- **Exercise instructions**
Among the lines of these entries, how many hold the word "Наречия"? State only the number.

[Dataset items]
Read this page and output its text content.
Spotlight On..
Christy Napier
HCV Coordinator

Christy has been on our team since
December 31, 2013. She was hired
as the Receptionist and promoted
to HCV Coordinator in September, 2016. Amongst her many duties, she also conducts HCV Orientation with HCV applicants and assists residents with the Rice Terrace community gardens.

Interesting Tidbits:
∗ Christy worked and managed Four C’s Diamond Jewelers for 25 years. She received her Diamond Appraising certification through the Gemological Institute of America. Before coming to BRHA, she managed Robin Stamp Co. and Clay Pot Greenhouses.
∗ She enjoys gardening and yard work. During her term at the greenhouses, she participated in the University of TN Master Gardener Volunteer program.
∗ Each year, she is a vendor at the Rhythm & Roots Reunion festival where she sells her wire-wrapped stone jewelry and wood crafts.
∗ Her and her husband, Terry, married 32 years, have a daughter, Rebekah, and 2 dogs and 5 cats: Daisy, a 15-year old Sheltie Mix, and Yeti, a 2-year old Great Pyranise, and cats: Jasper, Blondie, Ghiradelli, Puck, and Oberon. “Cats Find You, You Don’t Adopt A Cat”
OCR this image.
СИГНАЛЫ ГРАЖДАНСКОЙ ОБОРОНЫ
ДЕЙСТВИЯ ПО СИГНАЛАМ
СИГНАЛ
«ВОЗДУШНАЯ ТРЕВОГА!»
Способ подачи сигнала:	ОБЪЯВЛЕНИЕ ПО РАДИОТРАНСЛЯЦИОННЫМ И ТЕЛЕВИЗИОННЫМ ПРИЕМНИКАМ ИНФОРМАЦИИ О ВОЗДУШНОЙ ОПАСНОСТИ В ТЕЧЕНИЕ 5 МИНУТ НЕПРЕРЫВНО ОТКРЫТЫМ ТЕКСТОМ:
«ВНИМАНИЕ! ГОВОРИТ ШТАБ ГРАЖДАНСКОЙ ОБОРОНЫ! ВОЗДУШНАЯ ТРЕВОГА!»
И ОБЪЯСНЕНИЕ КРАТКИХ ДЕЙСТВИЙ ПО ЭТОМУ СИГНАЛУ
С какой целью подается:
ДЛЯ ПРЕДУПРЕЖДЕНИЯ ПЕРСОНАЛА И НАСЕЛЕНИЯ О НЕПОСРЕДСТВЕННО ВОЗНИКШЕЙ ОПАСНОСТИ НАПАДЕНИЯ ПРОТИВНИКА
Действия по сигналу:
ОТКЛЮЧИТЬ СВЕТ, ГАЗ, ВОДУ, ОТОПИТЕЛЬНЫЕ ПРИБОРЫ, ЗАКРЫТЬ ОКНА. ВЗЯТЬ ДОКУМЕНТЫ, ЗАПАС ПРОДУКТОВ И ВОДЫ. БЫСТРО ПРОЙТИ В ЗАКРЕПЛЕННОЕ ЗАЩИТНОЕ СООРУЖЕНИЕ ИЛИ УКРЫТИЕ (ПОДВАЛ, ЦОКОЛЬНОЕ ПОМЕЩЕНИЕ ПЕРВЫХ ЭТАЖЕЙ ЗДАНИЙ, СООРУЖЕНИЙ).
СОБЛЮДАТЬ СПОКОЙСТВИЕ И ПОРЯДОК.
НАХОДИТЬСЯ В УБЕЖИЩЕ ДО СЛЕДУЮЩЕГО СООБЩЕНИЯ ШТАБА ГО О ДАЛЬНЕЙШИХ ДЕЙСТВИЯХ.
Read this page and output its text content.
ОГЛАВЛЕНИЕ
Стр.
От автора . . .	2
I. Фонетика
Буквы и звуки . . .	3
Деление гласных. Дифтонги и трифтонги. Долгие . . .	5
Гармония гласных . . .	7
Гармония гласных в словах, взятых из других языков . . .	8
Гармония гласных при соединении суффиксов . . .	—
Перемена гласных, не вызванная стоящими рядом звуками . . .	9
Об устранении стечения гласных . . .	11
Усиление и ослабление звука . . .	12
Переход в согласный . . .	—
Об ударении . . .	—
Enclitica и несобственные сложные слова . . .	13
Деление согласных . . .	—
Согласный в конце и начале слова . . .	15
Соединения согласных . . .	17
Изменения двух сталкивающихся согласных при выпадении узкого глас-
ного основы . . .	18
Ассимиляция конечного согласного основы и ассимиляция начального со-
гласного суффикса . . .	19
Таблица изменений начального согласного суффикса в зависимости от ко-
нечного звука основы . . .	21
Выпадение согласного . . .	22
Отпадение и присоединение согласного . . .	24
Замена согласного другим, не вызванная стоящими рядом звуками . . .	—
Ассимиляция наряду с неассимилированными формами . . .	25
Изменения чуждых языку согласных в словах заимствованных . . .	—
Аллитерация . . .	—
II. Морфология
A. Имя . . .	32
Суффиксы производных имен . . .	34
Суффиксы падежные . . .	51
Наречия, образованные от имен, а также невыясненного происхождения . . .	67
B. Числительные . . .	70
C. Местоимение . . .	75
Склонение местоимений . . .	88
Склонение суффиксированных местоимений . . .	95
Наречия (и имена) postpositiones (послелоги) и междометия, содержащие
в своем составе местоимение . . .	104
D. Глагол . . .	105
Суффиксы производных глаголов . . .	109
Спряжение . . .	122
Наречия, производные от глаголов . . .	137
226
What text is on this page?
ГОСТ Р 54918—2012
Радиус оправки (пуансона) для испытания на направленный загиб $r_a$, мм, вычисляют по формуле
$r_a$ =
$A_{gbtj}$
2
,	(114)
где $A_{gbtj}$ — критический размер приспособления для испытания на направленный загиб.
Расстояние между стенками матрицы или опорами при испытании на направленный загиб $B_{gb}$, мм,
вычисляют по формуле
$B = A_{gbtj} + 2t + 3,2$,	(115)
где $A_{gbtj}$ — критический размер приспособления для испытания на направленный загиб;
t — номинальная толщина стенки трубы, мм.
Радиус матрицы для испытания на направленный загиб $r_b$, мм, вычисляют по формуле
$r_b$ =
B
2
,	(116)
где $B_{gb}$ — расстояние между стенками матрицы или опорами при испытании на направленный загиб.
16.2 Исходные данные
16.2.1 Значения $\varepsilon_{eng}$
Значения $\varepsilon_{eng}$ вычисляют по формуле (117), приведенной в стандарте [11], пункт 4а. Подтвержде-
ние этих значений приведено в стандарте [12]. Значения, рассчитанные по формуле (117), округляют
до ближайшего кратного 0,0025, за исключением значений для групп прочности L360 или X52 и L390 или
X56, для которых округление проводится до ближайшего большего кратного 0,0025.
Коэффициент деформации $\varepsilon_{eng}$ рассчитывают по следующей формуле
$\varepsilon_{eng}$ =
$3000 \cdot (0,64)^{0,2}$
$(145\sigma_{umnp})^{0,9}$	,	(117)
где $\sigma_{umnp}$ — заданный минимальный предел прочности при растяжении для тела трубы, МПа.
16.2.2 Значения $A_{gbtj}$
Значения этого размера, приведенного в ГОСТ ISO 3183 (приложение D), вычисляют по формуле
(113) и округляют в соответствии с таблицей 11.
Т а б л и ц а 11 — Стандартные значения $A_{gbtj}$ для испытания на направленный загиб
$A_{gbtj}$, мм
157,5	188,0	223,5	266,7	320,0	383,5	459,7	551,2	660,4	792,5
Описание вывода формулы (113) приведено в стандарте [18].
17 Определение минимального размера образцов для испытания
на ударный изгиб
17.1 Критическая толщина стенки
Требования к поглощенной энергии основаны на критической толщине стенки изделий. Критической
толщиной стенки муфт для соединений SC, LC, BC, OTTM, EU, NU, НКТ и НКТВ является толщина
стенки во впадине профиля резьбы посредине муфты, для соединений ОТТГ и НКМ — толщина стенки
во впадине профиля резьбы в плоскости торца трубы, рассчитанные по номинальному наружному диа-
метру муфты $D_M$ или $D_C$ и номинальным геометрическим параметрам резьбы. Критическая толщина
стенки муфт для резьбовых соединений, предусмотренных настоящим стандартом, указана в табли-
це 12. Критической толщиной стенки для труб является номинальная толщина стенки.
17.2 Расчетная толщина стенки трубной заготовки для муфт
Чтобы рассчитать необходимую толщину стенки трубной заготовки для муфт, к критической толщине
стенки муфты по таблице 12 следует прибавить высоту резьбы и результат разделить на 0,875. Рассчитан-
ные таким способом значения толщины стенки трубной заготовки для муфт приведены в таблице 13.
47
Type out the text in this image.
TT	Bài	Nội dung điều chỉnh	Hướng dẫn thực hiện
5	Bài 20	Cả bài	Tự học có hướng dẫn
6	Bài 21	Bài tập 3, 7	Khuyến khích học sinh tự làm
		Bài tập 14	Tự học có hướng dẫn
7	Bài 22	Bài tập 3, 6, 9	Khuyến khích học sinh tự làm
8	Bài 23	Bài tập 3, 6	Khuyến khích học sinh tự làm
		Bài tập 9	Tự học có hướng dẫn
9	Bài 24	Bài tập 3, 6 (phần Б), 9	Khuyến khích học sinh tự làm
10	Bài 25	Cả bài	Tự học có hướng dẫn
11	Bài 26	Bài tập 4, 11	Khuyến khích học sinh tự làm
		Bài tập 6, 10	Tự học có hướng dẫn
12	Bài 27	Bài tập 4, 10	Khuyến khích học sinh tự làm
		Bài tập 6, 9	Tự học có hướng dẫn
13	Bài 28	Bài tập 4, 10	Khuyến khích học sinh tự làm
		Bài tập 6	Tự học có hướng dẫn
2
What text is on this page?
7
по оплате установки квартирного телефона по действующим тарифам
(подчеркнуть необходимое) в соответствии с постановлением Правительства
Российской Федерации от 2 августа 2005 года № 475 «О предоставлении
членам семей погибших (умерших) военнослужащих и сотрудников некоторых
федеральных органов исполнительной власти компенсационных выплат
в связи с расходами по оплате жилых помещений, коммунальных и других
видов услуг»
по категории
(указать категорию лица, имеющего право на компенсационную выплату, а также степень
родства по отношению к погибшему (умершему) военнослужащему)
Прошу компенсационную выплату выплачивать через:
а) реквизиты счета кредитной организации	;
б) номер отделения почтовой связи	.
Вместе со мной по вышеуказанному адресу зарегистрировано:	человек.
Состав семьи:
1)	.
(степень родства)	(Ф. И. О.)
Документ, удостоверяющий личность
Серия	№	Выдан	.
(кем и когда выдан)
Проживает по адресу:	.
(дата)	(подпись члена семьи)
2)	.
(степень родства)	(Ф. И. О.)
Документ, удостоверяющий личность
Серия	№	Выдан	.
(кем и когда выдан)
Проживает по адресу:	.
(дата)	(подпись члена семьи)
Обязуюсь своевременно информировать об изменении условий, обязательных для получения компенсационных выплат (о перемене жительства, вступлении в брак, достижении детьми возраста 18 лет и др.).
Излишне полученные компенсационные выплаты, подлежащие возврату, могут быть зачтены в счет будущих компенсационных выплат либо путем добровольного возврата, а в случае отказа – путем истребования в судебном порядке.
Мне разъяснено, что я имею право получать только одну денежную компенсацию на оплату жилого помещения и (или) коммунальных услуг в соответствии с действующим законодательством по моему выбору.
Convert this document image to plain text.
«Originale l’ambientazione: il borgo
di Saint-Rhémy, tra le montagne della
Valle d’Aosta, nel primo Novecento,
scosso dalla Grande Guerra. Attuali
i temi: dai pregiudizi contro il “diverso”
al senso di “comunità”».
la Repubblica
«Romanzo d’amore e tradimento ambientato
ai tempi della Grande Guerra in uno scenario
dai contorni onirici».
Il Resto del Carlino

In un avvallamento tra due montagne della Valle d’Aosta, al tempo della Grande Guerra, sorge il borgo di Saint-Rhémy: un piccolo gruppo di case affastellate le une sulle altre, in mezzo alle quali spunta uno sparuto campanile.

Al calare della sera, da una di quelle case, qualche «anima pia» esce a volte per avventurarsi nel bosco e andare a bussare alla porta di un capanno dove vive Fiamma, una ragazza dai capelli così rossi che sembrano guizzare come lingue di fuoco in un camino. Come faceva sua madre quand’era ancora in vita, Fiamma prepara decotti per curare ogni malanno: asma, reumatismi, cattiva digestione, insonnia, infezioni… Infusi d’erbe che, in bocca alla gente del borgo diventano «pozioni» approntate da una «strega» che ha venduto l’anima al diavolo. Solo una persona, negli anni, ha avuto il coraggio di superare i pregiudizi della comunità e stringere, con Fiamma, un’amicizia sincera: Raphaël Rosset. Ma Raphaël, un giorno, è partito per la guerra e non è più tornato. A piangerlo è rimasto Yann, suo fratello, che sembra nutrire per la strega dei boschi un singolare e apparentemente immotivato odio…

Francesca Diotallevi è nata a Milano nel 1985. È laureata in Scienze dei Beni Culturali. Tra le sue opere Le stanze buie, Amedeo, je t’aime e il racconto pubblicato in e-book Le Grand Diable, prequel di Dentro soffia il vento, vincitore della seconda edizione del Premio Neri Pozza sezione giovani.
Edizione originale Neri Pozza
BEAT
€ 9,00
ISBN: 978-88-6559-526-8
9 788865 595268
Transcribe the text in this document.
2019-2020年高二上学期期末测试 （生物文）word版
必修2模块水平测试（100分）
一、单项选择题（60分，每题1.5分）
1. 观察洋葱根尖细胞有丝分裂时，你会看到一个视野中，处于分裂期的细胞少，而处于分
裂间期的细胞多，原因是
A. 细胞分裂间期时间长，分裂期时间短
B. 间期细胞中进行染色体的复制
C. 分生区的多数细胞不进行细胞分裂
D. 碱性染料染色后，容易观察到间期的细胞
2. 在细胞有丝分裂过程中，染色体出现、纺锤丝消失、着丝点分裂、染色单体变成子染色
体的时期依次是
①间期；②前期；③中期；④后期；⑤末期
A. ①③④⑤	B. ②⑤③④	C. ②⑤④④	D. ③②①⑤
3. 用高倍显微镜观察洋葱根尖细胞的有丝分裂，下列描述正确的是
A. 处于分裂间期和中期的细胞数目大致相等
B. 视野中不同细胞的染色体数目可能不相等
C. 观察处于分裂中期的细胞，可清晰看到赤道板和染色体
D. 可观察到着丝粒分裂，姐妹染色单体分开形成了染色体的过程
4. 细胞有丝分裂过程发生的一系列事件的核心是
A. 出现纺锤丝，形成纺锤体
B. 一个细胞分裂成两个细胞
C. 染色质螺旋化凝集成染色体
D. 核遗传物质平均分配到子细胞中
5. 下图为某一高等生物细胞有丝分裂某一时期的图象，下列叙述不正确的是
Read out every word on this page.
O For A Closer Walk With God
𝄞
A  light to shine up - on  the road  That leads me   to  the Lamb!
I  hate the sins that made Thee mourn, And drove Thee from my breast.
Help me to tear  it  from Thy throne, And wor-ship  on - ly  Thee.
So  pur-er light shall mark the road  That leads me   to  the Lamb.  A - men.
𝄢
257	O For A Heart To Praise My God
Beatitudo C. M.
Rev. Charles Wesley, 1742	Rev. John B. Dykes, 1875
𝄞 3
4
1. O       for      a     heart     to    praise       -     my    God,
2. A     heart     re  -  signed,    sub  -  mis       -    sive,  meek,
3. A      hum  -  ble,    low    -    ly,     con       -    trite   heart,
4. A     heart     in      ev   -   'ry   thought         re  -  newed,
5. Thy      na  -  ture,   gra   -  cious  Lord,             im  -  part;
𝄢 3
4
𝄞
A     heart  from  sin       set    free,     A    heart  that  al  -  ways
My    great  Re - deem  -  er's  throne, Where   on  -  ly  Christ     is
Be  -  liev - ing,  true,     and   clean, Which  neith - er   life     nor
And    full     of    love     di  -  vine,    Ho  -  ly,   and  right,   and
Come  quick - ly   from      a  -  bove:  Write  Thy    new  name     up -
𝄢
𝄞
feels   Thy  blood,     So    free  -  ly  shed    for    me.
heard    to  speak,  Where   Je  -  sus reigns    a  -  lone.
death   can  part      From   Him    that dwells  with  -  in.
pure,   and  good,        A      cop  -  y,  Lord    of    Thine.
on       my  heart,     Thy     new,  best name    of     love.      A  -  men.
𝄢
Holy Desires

- **Written solution**
3